Copy all the material that follows, keeping every character the same.
--------------------
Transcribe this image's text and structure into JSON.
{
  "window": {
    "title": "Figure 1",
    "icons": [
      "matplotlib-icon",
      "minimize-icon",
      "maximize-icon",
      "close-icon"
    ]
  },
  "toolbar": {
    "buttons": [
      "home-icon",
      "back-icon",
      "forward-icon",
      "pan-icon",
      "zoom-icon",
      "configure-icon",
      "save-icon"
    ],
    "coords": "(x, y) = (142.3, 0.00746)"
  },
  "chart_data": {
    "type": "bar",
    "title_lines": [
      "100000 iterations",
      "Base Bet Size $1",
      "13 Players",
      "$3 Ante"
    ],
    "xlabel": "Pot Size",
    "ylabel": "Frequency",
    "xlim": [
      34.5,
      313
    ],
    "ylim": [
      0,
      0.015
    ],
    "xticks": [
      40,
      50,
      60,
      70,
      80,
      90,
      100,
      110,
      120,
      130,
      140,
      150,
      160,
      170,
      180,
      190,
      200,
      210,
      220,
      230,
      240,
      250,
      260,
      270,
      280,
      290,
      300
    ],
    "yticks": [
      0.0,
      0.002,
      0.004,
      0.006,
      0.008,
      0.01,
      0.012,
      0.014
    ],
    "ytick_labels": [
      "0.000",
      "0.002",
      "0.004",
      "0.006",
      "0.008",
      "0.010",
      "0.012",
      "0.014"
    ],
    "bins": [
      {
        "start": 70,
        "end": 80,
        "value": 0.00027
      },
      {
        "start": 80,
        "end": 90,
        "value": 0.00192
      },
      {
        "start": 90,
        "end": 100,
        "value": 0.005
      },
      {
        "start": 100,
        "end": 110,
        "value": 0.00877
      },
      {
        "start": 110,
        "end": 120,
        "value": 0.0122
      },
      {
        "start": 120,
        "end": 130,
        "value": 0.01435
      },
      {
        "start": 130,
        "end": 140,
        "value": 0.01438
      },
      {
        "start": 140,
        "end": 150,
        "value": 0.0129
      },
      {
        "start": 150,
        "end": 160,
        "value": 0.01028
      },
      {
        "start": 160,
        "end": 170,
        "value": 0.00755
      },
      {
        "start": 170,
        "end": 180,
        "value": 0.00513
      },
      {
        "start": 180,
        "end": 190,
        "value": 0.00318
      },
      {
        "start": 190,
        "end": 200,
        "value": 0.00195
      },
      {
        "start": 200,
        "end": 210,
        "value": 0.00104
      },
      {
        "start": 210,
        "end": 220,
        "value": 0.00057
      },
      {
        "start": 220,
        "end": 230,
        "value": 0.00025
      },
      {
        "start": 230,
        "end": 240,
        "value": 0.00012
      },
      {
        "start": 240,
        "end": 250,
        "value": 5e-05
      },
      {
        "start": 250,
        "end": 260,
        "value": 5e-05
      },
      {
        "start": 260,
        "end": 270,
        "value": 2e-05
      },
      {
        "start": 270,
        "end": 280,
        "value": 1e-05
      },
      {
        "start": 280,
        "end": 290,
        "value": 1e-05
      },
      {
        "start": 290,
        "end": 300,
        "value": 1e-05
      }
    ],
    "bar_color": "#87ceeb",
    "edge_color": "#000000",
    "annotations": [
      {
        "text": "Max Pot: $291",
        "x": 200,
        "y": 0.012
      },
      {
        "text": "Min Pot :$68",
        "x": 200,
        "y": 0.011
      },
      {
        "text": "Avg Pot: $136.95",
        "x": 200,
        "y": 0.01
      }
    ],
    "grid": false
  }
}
--------------------
§ **WRITTEN RESPONSE**
Transcribe this image's text and structure into JSON.
{
  "window": {
    "title": "Figure 1",
    "icons": [
      "matplotlib-icon",
      "minimize-icon",
      "maximize-icon",
      "close-icon"
    ]
  },
  "toolbar": {
    "buttons": [
      "home-icon",
      "back-icon",
      "forward-icon",
      "pan-icon",
      "zoom-icon",
      "configure-icon",
      "save-icon"
    ],
    "coords": "(x, y) = (142.3, 0.00746)"
  },
  "chart_data": {
    "type": "bar",
    "title_lines": [
      "100000 iterations",
      "Base Bet Size $1",
      "13 Players",
      "$3 Ante"
    ],
    "xlabel": "Pot Size",
    "ylabel": "Frequency",
    "xlim": [
      34.5,
      313
    ],
    "ylim": [
      0,
      0.015
    ],
    "xticks": [
      40,
      50,
      60,
      70,
      80,
      90,
      100,
      110,
      120,
      130,
      140,
      150,
      160,
      170,
      180,
      190,
      200,
      210,
      220,
      230,
      240,
      250,
      260,
      270,
      280,
      290,
      300
    ],
    "yticks": [
      0.0,
      0.002,
      0.004,
      0.006,
      0.008,
      0.01,
      0.012,
      0.014
    ],
    "ytick_labels": [
      "0.000",
      "0.002",
      "0.004",
      "0.006",
      "0.008",
      "0.010",
      "0.012",
      "0.014"
    ],
    "bins": [
      {
        "start": 70,
        "end": 80,
        "value": 0.00027
      },
      {
        "start": 80,
        "end": 90,
        "value": 0.00192
      },
      {
        "start": 90,
        "end": 100,
        "value": 0.005
      },
      {
        "start": 100,
        "end": 110,
        "value": 0.00877
      },
      {
        "start": 110,
        "end": 120,
        "value": 0.0122
      },
      {
        "start": 120,
        "end": 130,
        "value": 0.01435
      },
      {
        "start": 130,
        "end": 140,
        "value": 0.01438
      },
      {
        "start": 140,
        "end": 150,
        "value": 0.0129
      },
      {
        "start": 150,
        "end": 160,
        "value": 0.01028
      },
      {
        "start": 160,
        "end": 170,
        "value": 0.00755
      },
      {
        "start": 170,
        "end": 180,
        "value": 0.00513
      },
      {
        "start": 180,
        "end": 190,
        "value": 0.00318
      },
      {
        "start": 190,
        "end": 200,
        "value": 0.00195
      },
      {
        "start": 200,
        "end": 210,
        "value": 0.00104
      },
      {
        "start": 210,
        "end": 220,
        "value": 0.00057
      },
      {
        "start": 220,
        "end": 230,
        "value": 0.00025
      },
      {
        "start": 230,
        "end": 240,
        "value": 0.00012
      },
      {
        "start": 240,
        "end": 250,
        "value": 5e-05
      },
      {
        "start": 250,
        "end": 260,
        "value": 5e-05
      },
      {
        "start": 260,
        "end": 270,
        "value": 2e-05
      },
      {
        "start": 270,
        "end": 280,
        "value": 1e-05
      },
      {
        "start": 280,
        "end": 290,
        "value": 1e-05
      },
      {
        "start": 290,
        "end": 300,
        "value": 1e-05
      }
    ],
    "bar_color": "#87ceeb",
    "edge_color": "#000000",
    "annotations": [
      {
        "text": "Max Pot: $291",
        "x": 200,
        "y": 0.012
      },
      {
        "text": "Min Pot :$68",
        "x": 200,
        "y": 0.011
      },
      {
        "text": "Avg Pot: $136.95",
        "x": 200,
        "y": 0.01
      }
    ],
    "grid": false
  }
}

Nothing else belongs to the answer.